- Provided records
-- start --
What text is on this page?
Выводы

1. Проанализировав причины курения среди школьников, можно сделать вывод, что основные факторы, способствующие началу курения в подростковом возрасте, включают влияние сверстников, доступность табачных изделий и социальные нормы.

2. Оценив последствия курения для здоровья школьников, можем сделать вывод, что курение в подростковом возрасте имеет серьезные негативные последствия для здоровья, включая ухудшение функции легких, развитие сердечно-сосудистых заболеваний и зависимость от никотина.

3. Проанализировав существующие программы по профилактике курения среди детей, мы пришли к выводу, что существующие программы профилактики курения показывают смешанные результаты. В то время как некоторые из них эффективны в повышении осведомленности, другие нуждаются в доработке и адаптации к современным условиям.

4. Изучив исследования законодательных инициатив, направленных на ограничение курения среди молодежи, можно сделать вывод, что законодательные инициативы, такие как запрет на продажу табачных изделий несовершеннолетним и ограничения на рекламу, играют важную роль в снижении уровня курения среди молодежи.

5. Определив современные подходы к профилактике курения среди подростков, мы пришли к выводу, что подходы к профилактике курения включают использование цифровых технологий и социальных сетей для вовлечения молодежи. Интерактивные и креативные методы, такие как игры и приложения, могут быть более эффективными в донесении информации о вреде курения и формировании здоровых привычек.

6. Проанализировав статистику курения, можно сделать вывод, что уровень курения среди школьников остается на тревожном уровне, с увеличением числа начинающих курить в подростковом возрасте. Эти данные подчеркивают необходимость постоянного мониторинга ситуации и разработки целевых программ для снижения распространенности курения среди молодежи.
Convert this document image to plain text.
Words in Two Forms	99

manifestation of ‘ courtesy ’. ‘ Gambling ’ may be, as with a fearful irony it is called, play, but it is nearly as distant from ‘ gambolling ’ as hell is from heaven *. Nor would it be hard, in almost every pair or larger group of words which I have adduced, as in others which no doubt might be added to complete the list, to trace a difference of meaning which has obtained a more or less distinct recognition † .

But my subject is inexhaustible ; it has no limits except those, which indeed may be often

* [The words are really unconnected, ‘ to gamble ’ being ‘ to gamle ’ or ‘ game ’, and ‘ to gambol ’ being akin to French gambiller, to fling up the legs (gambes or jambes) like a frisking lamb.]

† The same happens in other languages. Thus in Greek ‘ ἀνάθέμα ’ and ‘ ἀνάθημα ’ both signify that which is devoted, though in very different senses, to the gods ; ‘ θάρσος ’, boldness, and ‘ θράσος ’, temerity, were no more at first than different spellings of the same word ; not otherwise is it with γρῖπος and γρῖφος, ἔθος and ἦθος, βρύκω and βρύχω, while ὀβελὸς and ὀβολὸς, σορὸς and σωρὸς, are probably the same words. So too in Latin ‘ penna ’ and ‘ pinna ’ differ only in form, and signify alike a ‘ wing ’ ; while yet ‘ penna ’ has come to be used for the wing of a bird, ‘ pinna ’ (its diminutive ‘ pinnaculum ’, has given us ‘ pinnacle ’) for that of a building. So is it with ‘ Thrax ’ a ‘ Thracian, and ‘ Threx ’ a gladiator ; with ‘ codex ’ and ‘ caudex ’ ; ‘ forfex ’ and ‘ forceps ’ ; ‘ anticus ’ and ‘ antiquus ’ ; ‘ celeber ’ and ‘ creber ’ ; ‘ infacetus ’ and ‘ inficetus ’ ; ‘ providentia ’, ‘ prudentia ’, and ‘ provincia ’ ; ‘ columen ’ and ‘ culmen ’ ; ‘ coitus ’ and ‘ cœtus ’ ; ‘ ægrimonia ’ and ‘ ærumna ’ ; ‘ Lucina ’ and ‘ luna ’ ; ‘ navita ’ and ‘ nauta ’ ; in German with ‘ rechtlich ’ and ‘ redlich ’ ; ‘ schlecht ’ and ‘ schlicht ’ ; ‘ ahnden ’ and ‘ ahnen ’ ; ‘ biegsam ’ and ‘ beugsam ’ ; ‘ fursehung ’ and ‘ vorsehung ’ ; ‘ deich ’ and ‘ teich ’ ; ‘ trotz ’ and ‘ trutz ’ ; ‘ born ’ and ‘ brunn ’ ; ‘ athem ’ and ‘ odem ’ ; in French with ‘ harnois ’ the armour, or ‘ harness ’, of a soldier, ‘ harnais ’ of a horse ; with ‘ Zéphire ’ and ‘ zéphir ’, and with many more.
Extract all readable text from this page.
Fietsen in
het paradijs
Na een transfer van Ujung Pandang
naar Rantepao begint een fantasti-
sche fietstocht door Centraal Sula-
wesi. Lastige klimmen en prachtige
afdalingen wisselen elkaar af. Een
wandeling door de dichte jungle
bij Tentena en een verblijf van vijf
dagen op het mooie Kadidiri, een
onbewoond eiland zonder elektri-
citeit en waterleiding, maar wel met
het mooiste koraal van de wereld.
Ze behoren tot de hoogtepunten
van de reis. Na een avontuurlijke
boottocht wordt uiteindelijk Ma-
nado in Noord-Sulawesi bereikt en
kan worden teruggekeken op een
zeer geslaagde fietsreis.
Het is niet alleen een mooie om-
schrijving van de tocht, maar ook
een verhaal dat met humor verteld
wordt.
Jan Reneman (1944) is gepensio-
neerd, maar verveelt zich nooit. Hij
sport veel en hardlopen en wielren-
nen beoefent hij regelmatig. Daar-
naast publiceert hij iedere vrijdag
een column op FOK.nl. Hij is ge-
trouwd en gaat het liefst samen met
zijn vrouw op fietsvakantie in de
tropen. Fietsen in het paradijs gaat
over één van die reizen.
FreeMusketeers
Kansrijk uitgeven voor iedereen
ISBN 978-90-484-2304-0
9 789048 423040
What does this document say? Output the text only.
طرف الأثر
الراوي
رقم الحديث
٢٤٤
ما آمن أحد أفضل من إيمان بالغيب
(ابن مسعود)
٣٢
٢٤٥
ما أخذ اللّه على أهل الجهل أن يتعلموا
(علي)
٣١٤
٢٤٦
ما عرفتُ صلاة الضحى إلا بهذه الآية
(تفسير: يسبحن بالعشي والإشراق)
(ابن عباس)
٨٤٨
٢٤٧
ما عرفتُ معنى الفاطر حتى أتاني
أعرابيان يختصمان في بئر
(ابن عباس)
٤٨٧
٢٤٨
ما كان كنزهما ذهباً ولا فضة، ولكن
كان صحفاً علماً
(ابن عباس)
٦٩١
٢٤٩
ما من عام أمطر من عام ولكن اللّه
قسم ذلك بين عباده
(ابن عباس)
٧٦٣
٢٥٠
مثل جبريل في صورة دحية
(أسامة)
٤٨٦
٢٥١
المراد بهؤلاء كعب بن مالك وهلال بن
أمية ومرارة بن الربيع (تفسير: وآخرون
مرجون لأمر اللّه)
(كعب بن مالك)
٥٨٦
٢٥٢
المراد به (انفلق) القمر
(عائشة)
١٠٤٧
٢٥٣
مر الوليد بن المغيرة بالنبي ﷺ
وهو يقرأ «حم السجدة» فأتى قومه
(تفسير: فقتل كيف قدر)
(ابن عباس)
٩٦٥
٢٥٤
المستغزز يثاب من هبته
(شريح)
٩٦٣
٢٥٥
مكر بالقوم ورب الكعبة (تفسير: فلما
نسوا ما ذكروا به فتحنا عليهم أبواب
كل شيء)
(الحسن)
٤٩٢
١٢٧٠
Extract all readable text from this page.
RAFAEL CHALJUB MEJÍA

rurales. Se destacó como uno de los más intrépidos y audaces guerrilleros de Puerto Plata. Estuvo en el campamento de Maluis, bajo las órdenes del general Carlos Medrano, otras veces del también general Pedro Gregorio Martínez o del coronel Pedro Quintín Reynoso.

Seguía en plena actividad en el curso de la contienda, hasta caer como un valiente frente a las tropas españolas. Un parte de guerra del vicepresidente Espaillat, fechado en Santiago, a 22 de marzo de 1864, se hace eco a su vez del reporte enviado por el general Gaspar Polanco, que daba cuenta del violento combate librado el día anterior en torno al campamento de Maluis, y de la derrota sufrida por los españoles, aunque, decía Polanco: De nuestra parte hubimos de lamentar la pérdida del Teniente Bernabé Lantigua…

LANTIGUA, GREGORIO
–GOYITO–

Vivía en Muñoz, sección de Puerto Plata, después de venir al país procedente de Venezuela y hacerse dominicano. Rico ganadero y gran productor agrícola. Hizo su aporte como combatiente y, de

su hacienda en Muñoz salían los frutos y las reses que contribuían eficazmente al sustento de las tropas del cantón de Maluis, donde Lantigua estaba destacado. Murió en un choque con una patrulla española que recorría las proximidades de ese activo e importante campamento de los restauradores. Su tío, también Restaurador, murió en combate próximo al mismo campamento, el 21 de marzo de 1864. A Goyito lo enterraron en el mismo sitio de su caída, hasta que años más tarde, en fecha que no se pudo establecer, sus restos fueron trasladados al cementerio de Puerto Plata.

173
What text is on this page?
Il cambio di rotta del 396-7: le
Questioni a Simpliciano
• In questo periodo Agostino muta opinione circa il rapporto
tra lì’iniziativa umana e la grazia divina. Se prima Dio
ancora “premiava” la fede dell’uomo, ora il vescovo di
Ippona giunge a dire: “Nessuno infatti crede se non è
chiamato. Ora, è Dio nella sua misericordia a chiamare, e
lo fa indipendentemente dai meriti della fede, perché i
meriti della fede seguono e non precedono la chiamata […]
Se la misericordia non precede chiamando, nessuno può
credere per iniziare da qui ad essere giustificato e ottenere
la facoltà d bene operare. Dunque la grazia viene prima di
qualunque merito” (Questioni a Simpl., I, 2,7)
-- end --
- What you need to do
Some lines of the records may hold the word "пришли". How many do? Answer with a number and nothing else.

- Exercise solution
2